[Recorded data]:
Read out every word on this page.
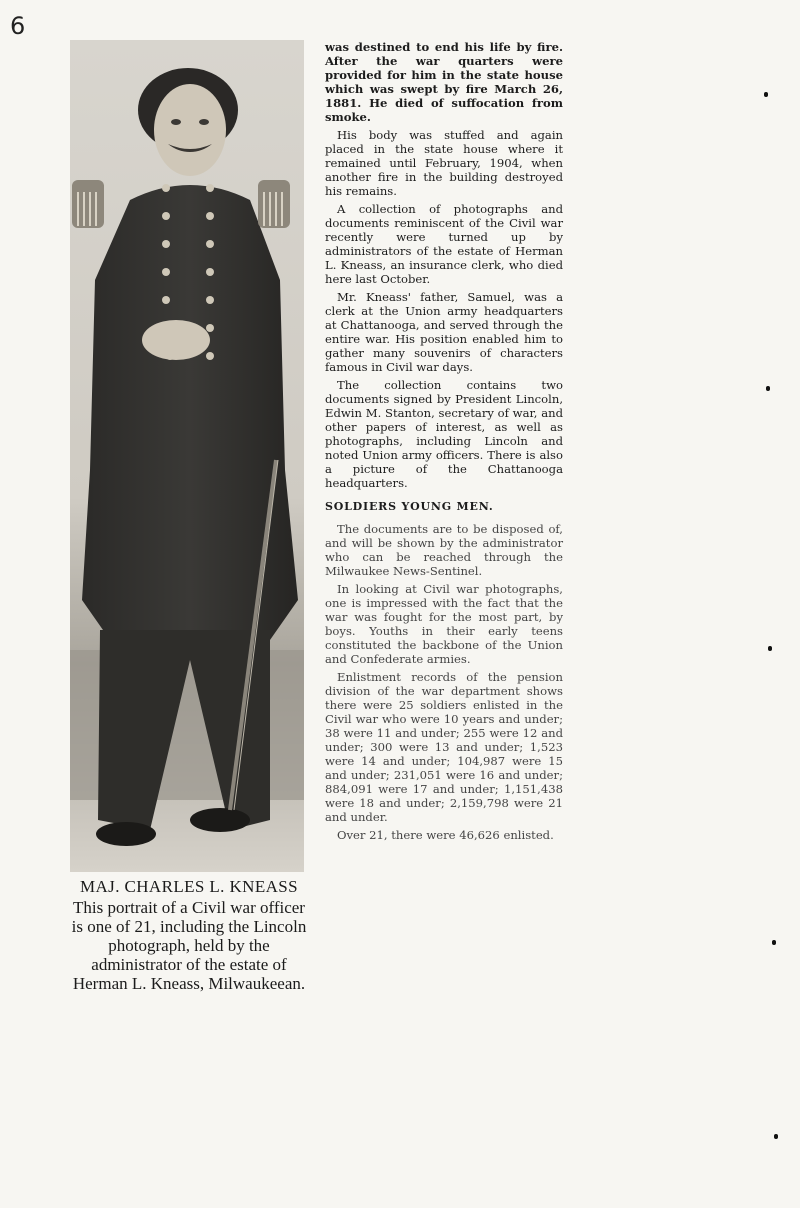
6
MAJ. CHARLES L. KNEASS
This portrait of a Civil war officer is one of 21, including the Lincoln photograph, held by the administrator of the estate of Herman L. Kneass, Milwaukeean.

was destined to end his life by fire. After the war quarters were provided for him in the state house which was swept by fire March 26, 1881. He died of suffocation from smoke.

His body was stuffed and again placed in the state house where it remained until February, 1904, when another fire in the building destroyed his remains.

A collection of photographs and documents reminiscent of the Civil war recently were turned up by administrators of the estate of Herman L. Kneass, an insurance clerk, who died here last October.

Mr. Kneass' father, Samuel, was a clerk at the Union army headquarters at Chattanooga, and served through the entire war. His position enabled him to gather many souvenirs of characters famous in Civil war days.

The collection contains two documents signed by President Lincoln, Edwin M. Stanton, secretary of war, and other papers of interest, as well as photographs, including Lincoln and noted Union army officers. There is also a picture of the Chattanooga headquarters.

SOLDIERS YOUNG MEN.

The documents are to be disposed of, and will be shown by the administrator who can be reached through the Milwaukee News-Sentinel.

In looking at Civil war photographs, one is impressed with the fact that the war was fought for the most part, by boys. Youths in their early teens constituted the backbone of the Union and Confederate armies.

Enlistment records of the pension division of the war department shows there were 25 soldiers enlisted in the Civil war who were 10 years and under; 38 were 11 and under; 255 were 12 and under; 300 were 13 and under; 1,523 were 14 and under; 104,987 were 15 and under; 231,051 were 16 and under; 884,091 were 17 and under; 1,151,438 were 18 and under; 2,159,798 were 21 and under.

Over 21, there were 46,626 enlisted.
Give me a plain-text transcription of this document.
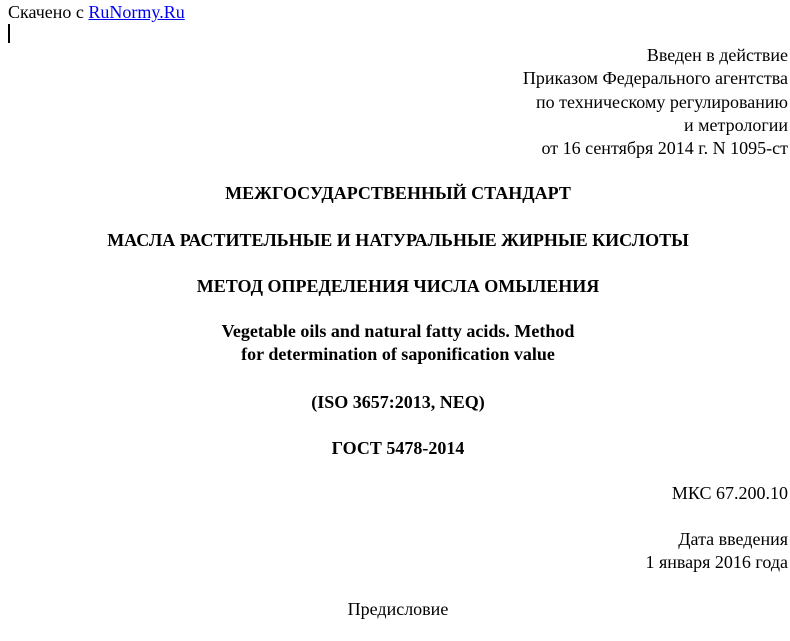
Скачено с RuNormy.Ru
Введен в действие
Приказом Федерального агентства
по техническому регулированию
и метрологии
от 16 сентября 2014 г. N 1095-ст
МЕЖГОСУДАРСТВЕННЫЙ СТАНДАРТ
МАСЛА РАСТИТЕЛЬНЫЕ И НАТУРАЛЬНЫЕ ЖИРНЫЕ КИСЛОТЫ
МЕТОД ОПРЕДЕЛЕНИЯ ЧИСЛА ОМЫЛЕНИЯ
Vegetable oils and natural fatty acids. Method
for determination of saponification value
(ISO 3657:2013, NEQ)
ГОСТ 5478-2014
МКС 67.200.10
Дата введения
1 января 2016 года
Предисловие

...

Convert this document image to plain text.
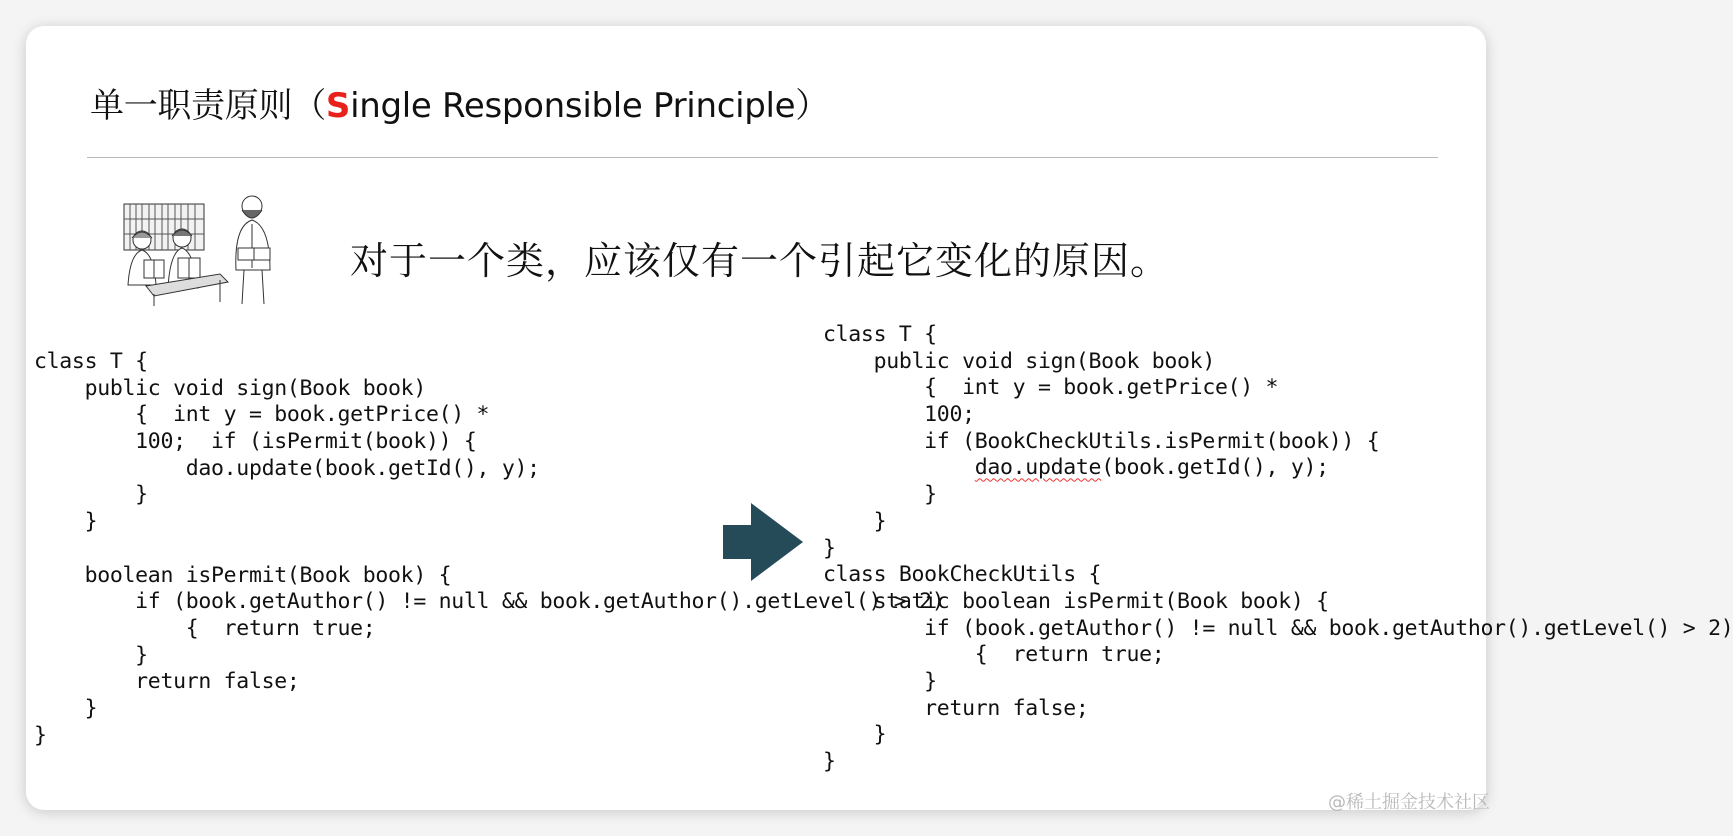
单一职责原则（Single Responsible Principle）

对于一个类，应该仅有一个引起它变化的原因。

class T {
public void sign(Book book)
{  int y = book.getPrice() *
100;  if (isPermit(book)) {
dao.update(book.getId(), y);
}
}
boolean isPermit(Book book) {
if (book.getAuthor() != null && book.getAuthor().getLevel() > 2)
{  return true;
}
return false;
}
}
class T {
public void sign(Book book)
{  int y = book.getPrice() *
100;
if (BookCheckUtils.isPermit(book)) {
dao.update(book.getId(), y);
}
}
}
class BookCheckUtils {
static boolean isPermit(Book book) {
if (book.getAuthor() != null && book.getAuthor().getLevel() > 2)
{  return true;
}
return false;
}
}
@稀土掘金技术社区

---

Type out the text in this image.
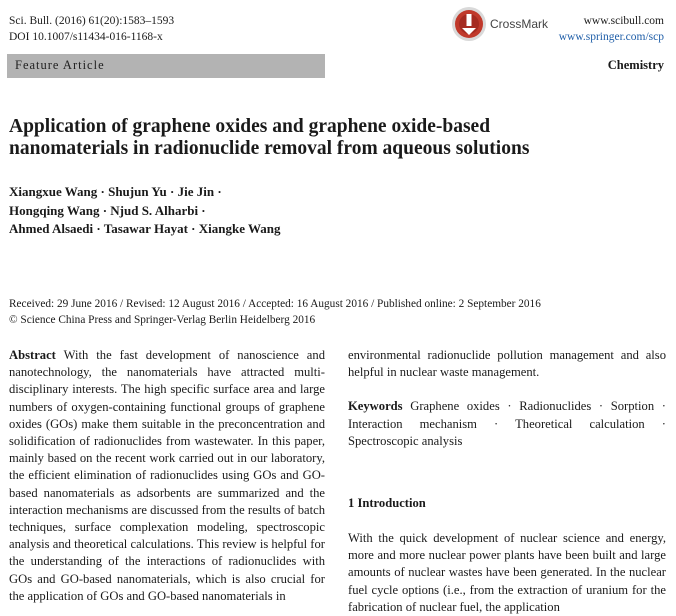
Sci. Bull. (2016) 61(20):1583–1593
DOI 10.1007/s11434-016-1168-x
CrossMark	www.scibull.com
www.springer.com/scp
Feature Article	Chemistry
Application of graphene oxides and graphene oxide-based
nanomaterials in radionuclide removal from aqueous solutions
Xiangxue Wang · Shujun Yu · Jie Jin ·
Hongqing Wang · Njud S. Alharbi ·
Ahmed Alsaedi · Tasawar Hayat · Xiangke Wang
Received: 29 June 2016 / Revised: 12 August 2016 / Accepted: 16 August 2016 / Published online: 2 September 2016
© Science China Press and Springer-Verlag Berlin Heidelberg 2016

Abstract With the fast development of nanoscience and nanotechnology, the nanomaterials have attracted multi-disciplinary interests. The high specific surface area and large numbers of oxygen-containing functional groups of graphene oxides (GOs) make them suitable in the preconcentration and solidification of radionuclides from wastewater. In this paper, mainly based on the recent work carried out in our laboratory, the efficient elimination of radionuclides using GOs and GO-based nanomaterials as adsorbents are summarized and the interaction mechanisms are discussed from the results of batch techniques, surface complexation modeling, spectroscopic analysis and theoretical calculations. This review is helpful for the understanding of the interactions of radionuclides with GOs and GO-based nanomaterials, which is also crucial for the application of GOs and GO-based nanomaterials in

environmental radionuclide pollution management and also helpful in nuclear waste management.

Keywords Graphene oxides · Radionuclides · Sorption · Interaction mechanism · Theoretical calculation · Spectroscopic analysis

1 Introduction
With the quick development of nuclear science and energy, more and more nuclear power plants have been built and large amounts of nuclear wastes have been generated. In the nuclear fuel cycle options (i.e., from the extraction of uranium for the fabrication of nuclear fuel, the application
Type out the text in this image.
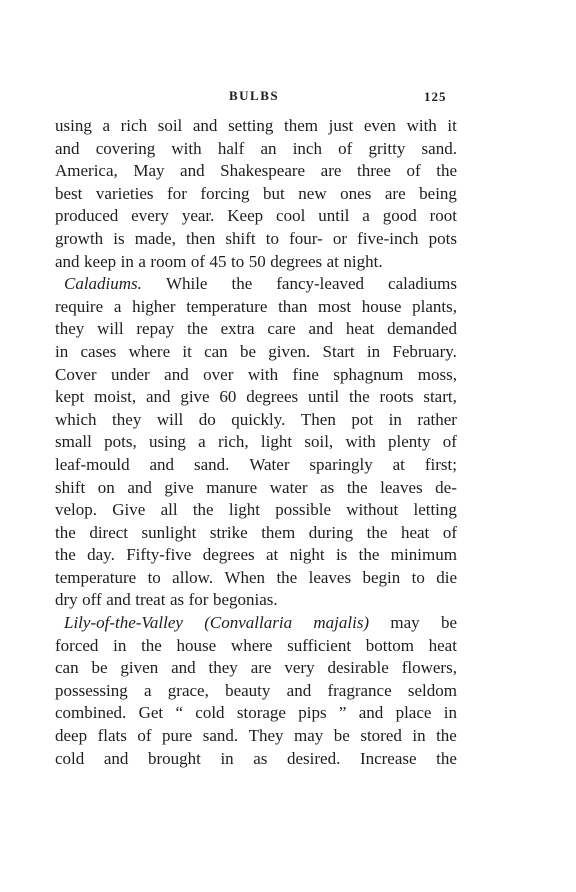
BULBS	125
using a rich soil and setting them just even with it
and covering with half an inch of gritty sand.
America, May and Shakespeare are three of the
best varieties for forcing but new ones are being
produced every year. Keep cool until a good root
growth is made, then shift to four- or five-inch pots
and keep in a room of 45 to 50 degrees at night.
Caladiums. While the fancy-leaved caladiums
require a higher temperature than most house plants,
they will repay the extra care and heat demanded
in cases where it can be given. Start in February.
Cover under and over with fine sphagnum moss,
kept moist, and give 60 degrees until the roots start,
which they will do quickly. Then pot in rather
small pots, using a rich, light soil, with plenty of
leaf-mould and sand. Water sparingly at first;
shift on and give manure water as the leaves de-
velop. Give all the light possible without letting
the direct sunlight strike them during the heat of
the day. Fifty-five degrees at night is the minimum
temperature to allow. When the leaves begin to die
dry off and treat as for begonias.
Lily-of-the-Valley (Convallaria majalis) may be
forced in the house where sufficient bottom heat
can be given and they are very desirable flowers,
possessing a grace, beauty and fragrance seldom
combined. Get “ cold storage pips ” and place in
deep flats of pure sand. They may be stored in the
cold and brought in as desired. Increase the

[Given request]: From the listing above, pick out each line where the word "analysis" appears.

[Response]:
Abstract With the fast development of nanoscience and nanotechnology, the nanomaterials have attracted multi-disciplinary interests. The high specific surface area and large numbers of oxygen-containing functional groups of graphene oxides (GOs) make them suitable in the preconcentration and solidification of radionuclides from wastewater. In this paper, mainly based on the recent work carried out in our laboratory, the efficient elimination of radionuclides using GOs and GO-based nanomaterials as adsorbents are summarized and the interaction mechanisms are discussed from the results of batch techniques, surface complexation modeling, spectroscopic analysis and theoretical calculations. This review is helpful for the understanding of the interactions of radionuclides with GOs and GO-based nanomaterials, which is also crucial for the application of GOs and GO-based nanomaterials in
Keywords Graphene oxides · Radionuclides · Sorption · Interaction mechanism · Theoretical calculation · Spectroscopic analysis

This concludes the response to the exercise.